_Source data_

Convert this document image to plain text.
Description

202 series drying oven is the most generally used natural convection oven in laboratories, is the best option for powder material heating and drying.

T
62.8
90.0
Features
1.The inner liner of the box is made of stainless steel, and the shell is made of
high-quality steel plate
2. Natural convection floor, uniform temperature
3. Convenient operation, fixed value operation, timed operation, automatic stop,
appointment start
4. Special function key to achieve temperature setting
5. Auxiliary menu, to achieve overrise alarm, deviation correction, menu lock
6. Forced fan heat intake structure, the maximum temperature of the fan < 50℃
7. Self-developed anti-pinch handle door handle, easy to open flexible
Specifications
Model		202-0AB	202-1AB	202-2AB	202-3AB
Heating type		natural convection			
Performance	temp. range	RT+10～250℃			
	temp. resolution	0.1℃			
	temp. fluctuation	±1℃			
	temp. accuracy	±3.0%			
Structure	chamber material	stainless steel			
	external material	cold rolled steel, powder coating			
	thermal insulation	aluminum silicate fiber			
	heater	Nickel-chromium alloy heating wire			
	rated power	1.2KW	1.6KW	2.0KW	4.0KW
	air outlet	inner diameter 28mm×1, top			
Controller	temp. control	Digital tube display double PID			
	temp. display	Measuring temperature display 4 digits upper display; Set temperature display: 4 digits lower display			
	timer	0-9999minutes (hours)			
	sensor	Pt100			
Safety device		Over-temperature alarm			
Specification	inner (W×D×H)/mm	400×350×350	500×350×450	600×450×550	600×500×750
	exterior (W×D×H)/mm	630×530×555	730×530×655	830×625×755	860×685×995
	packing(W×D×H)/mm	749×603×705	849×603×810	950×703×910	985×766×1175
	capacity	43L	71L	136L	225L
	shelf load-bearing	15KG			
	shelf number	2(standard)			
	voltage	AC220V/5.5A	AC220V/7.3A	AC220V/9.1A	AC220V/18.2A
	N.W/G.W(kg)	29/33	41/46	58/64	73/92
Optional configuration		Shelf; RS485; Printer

_What the task asks_
Reproduce each entry above exactly, keeping every word.

_Expected answer_
Convert this document image to plain text.
Description

202 series drying oven is the most generally used natural convection oven in laboratories, is the best option for powder material heating and drying.

T
62.8
90.0
Features
1.The inner liner of the box is made of stainless steel, and the shell is made of
high-quality steel plate
2. Natural convection floor, uniform temperature
3. Convenient operation, fixed value operation, timed operation, automatic stop,
appointment start
4. Special function key to achieve temperature setting
5. Auxiliary menu, to achieve overrise alarm, deviation correction, menu lock
6. Forced fan heat intake structure, the maximum temperature of the fan < 50℃
7. Self-developed anti-pinch handle door handle, easy to open flexible
Specifications
Model		202-0AB	202-1AB	202-2AB	202-3AB
Heating type		natural convection			
Performance	temp. range	RT+10～250℃			
	temp. resolution	0.1℃			
	temp. fluctuation	±1℃			
	temp. accuracy	±3.0%			
Structure	chamber material	stainless steel			
	external material	cold rolled steel, powder coating			
	thermal insulation	aluminum silicate fiber			
	heater	Nickel-chromium alloy heating wire			
	rated power	1.2KW	1.6KW	2.0KW	4.0KW
	air outlet	inner diameter 28mm×1, top			
Controller	temp. control	Digital tube display double PID			
	temp. display	Measuring temperature display 4 digits upper display; Set temperature display: 4 digits lower display			
	timer	0-9999minutes (hours)			
	sensor	Pt100			
Safety device		Over-temperature alarm			
Specification	inner (W×D×H)/mm	400×350×350	500×350×450	600×450×550	600×500×750
	exterior (W×D×H)/mm	630×530×555	730×530×655	830×625×755	860×685×995
	packing(W×D×H)/mm	749×603×705	849×603×810	950×703×910	985×766×1175
	capacity	43L	71L	136L	225L
	shelf load-bearing	15KG			
	shelf number	2(standard)			
	voltage	AC220V/5.5A	AC220V/7.3A	AC220V/9.1A	AC220V/18.2A
	N.W/G.W(kg)	29/33	41/46	58/64	73/92
Optional configuration		Shelf; RS485; Printer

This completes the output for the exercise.